**Stated task**
Search the data for the word "this" and copy every line where it occurs.
[Start]
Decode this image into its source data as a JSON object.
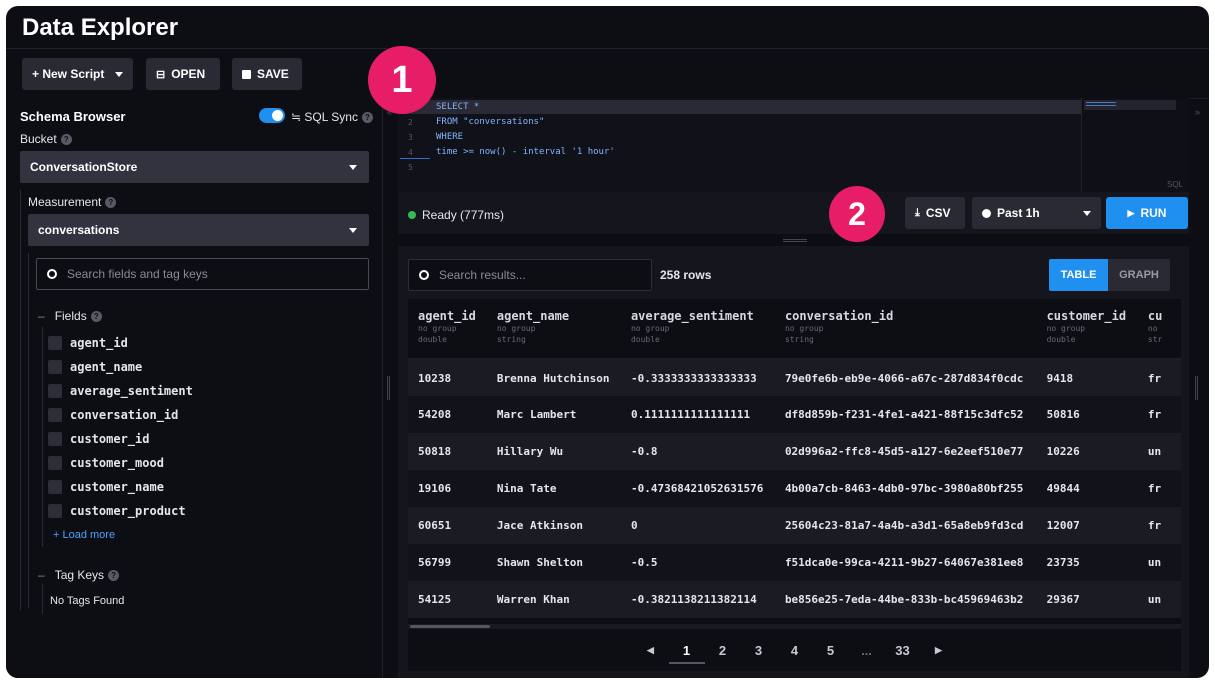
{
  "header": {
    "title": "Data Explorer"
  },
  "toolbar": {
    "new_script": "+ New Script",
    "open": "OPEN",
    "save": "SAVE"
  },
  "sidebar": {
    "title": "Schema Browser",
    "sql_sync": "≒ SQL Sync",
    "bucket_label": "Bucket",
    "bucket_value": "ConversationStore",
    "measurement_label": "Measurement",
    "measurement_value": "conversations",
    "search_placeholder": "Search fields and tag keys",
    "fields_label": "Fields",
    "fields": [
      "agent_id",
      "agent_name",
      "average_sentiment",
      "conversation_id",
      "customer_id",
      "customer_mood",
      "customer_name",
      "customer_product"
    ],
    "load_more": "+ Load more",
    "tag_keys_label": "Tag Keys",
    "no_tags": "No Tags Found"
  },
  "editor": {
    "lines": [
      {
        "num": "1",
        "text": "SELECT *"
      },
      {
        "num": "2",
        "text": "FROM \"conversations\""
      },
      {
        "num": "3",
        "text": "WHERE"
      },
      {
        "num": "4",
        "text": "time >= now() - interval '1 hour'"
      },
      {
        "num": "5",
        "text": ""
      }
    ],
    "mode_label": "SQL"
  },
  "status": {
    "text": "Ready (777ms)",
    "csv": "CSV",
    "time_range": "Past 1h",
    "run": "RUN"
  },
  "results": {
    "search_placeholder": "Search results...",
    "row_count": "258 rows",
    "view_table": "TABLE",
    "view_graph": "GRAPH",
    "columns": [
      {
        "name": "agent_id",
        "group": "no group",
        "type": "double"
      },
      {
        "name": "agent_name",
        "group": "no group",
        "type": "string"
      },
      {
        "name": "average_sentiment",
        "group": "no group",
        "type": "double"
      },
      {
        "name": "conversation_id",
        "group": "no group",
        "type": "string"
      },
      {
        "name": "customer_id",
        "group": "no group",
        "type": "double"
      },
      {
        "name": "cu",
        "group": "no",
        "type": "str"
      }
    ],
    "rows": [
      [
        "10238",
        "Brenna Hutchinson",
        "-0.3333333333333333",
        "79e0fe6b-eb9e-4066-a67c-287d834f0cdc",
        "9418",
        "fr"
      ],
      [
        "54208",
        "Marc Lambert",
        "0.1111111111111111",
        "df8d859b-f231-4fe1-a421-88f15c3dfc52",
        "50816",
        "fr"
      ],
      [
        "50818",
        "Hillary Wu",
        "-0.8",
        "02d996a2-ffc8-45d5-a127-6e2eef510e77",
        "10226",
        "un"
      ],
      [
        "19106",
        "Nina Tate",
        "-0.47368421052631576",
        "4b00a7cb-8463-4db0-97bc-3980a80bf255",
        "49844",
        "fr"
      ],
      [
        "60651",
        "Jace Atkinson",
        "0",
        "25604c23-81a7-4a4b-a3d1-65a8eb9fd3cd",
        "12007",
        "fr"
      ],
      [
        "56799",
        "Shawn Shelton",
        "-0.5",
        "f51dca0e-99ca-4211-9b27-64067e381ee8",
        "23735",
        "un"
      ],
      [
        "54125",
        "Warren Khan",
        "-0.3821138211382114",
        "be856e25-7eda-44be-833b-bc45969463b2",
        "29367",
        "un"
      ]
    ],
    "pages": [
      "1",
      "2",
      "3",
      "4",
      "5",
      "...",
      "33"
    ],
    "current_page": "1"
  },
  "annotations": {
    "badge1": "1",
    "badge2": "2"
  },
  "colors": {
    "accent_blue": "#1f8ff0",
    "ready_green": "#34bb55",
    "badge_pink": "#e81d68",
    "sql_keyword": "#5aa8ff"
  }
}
[End]
[Start]
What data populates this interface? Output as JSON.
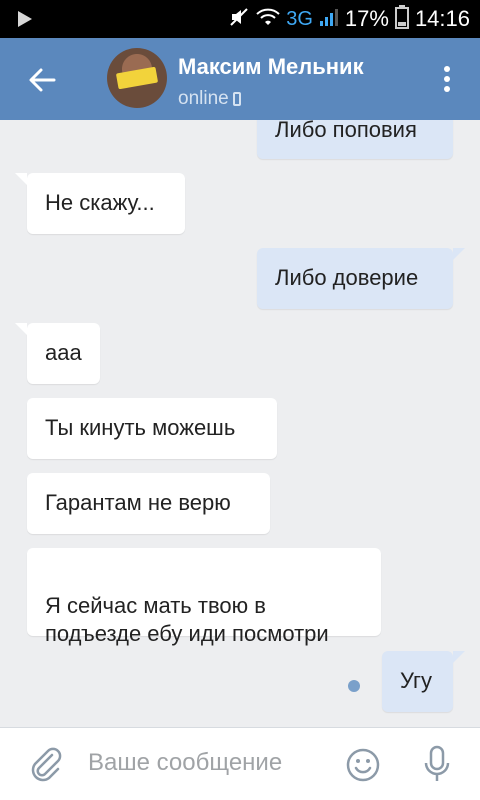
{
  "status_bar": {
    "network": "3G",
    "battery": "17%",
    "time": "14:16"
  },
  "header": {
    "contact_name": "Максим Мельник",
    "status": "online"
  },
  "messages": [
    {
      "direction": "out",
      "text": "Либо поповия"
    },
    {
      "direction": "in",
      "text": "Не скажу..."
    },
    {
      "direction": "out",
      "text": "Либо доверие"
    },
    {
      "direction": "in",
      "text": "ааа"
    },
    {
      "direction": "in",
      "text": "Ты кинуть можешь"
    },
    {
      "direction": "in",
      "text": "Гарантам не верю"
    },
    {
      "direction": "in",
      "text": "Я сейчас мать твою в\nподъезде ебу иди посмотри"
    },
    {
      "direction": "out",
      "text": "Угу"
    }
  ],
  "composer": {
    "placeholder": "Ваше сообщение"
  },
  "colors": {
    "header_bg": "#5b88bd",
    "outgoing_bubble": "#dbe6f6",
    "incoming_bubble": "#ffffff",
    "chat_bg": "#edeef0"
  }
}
[End]
**Answer**
Decode this image into its source data as a JSON object.
What data populates this interface? Output as JSON.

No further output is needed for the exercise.